§ **Objective**: Restate all the material verbatim, except for the pictures.

§ **Listed records**:
+===+
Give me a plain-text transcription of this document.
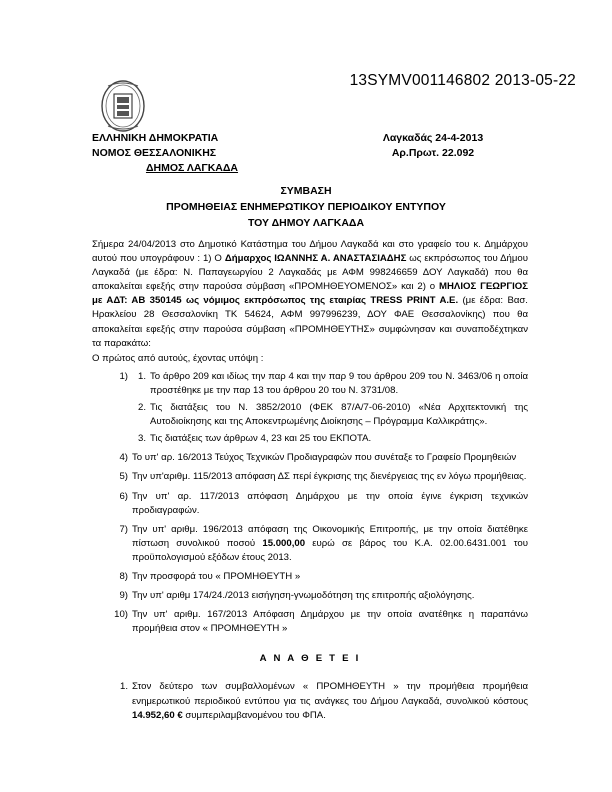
13SYMV001146802 2013-05-22
ΕΛΛΗΝΙΚΗ ΔΗΜΟΚΡΑΤΙΑ	Λαγκαδάς 24-4-2013
ΝΟΜΟΣ ΘΕΣΣΑΛΟΝΙΚΗΣ	Αρ.Πρωτ. 22.092
ΔΗΜΟΣ ΛΑΓΚΑΔΑ
ΣΥΜΒΑΣΗ
ΠΡΟΜΗΘΕΙΑΣ ΕΝΗΜΕΡΩΤΙΚΟΥ ΠΕΡΙΟΔΙΚΟΥ ΕΝΤΥΠΟΥ
ΤΟΥ ΔΗΜΟΥ ΛΑΓΚΑΔΑ

Σήμερα 24/04/2013 στο Δημοτικό Κατάστημα του Δήμου Λαγκαδά και στο γραφείο του κ. Δημάρχου αυτού που υπογράφουν : 1) Ο Δήμαρχος ΙΩΑΝΝΗΣ Α. ΑΝΑΣΤΑΣΙΑΔΗΣ ως εκπρόσωπος του Δήμου Λαγκαδά (με έδρα: Ν. Παπαγεωργίου 2 Λαγκαδάς με ΑΦΜ 998246659 ΔΟΥ Λαγκαδά) που θα αποκαλείται εφεξής στην παρούσα σύμβαση «ΠΡΟΜΗΘΕΥΟΜΕΝΟΣ» και 2) ο ΜΗΛΙΟΣ ΓΕΩΡΓΙΟΣ με ΑΔΤ: ΑΒ 350145 ως νόμιμος εκπρόσωπος της εταιρίας TRESS PRINT A.E. (με έδρα: Βασ. Ηρακλείου 28 Θεσσαλονίκη ΤΚ 54624, ΑΦΜ 997996239, ΔΟΥ ΦΑΕ Θεσσαλονίκης) που θα αποκαλείται εφεξής στην παρούσα σύμβαση «ΠΡΟΜΗΘΕΥΤΗΣ» συμφώνησαν και συναποδέχτηκαν τα παρακάτω:

Ο πρώτος από αυτούς, έχοντας υπόψη :

1)	1. Το άρθρο 209 και ιδίως την παρ 4 και την παρ 9 του άρθρου 209 του Ν. 3463/06 η οποία προστέθηκε με την παρ 13 του άρθρου 20 του Ν. 3731/08.
2. Τις διατάξεις του Ν. 3852/2010 (ΦΕΚ 87/Α/7-06-2010) «Νέα Αρχιτεκτονική της Αυτοδιοίκησης και της Αποκεντρωμένης Διοίκησης – Πρόγραμμα Καλλικράτης».
3. Τις διατάξεις των άρθρων 4, 23 και 25 του ΕΚΠΟΤΑ.
4) Το υπ' αρ. 16/2013 Τεύχος Τεχνικών Προδιαγραφών που συνέταξε το Γραφείο Προμηθειών
5) Την υπ'αριθμ. 115/2013 απόφαση ΔΣ περί έγκρισης της διενέργειας της εν λόγω προμήθειας.
6) Την υπ' αρ. 117/2013 απόφαση Δημάρχου με την οποία έγινε έγκριση τεχνικών προδιαγραφών.
7) Την υπ' αριθμ. 196/2013 απόφαση της Οικονομικής Επιτροπής, με την οποία διατέθηκε πίστωση συνολικού ποσού 15.000,00 ευρώ σε βάρος του Κ.Α. 02.00.6431.001 του προϋπολογισμού εξόδων έτους 2013.
8) Την προσφορά του « ΠΡΟΜΗΘΕΥΤΗ »
9) Την υπ' αριθμ 174/24./2013 εισήγηση-γνωμοδότηση της επιτροπής αξιολόγησης.
10) Την υπ' αριθμ. 167/2013 Απόφαση Δημάρχου με την οποία ανατέθηκε η παραπάνω προμήθεια στον « ΠΡΟΜΗΘΕΥΤΗ »
Α Ν Α Θ Ε Τ Ε Ι
1. Στον δεύτερο των συμβαλλομένων « ΠΡΟΜΗΘΕΥΤΗ » την προμήθεια προμήθεια ενημερωτικού περιοδικού εντύπου για τις ανάγκες του Δήμου Λαγκαδά, συνολικού κόστους 14.952,60 € συμπεριλαμβανομένου του ΦΠΑ.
+===+
§ **Response to the exercise**:
Give me a plain-text transcription of this document.
13SYMV001146802 2013-05-22
ΕΛΛΗΝΙΚΗ ΔΗΜΟΚΡΑΤΙΑ	Λαγκαδάς 24-4-2013
ΝΟΜΟΣ ΘΕΣΣΑΛΟΝΙΚΗΣ	Αρ.Πρωτ. 22.092
ΔΗΜΟΣ ΛΑΓΚΑΔΑ
ΣΥΜΒΑΣΗ
ΠΡΟΜΗΘΕΙΑΣ ΕΝΗΜΕΡΩΤΙΚΟΥ ΠΕΡΙΟΔΙΚΟΥ ΕΝΤΥΠΟΥ
ΤΟΥ ΔΗΜΟΥ ΛΑΓΚΑΔΑ

Σήμερα 24/04/2013 στο Δημοτικό Κατάστημα του Δήμου Λαγκαδά και στο γραφείο του κ. Δημάρχου αυτού που υπογράφουν : 1) Ο Δήμαρχος ΙΩΑΝΝΗΣ Α. ΑΝΑΣΤΑΣΙΑΔΗΣ ως εκπρόσωπος του Δήμου Λαγκαδά (με έδρα: Ν. Παπαγεωργίου 2 Λαγκαδάς με ΑΦΜ 998246659 ΔΟΥ Λαγκαδά) που θα αποκαλείται εφεξής στην παρούσα σύμβαση «ΠΡΟΜΗΘΕΥΟΜΕΝΟΣ» και 2) ο ΜΗΛΙΟΣ ΓΕΩΡΓΙΟΣ με ΑΔΤ: ΑΒ 350145 ως νόμιμος εκπρόσωπος της εταιρίας TRESS PRINT A.E. (με έδρα: Βασ. Ηρακλείου 28 Θεσσαλονίκη ΤΚ 54624, ΑΦΜ 997996239, ΔΟΥ ΦΑΕ Θεσσαλονίκης) που θα αποκαλείται εφεξής στην παρούσα σύμβαση «ΠΡΟΜΗΘΕΥΤΗΣ» συμφώνησαν και συναποδέχτηκαν τα παρακάτω:

Ο πρώτος από αυτούς, έχοντας υπόψη :

1)	1. Το άρθρο 209 και ιδίως την παρ 4 και την παρ 9 του άρθρου 209 του Ν. 3463/06 η οποία προστέθηκε με την παρ 13 του άρθρου 20 του Ν. 3731/08.
2. Τις διατάξεις του Ν. 3852/2010 (ΦΕΚ 87/Α/7-06-2010) «Νέα Αρχιτεκτονική της Αυτοδιοίκησης και της Αποκεντρωμένης Διοίκησης – Πρόγραμμα Καλλικράτης».
3. Τις διατάξεις των άρθρων 4, 23 και 25 του ΕΚΠΟΤΑ.
4) Το υπ' αρ. 16/2013 Τεύχος Τεχνικών Προδιαγραφών που συνέταξε το Γραφείο Προμηθειών
5) Την υπ'αριθμ. 115/2013 απόφαση ΔΣ περί έγκρισης της διενέργειας της εν λόγω προμήθειας.
6) Την υπ' αρ. 117/2013 απόφαση Δημάρχου με την οποία έγινε έγκριση τεχνικών προδιαγραφών.
7) Την υπ' αριθμ. 196/2013 απόφαση της Οικονομικής Επιτροπής, με την οποία διατέθηκε πίστωση συνολικού ποσού 15.000,00 ευρώ σε βάρος του Κ.Α. 02.00.6431.001 του προϋπολογισμού εξόδων έτους 2013.
8) Την προσφορά του « ΠΡΟΜΗΘΕΥΤΗ »
9) Την υπ' αριθμ 174/24./2013 εισήγηση-γνωμοδότηση της επιτροπής αξιολόγησης.
10) Την υπ' αριθμ. 167/2013 Απόφαση Δημάρχου με την οποία ανατέθηκε η παραπάνω προμήθεια στον « ΠΡΟΜΗΘΕΥΤΗ »
Α Ν Α Θ Ε Τ Ε Ι
1. Στον δεύτερο των συμβαλλομένων « ΠΡΟΜΗΘΕΥΤΗ » την προμήθεια προμήθεια ενημερωτικού περιοδικού εντύπου για τις ανάγκες του Δήμου Λαγκαδά, συνολικού κόστους 14.952,60 € συμπεριλαμβανομένου του ΦΠΑ.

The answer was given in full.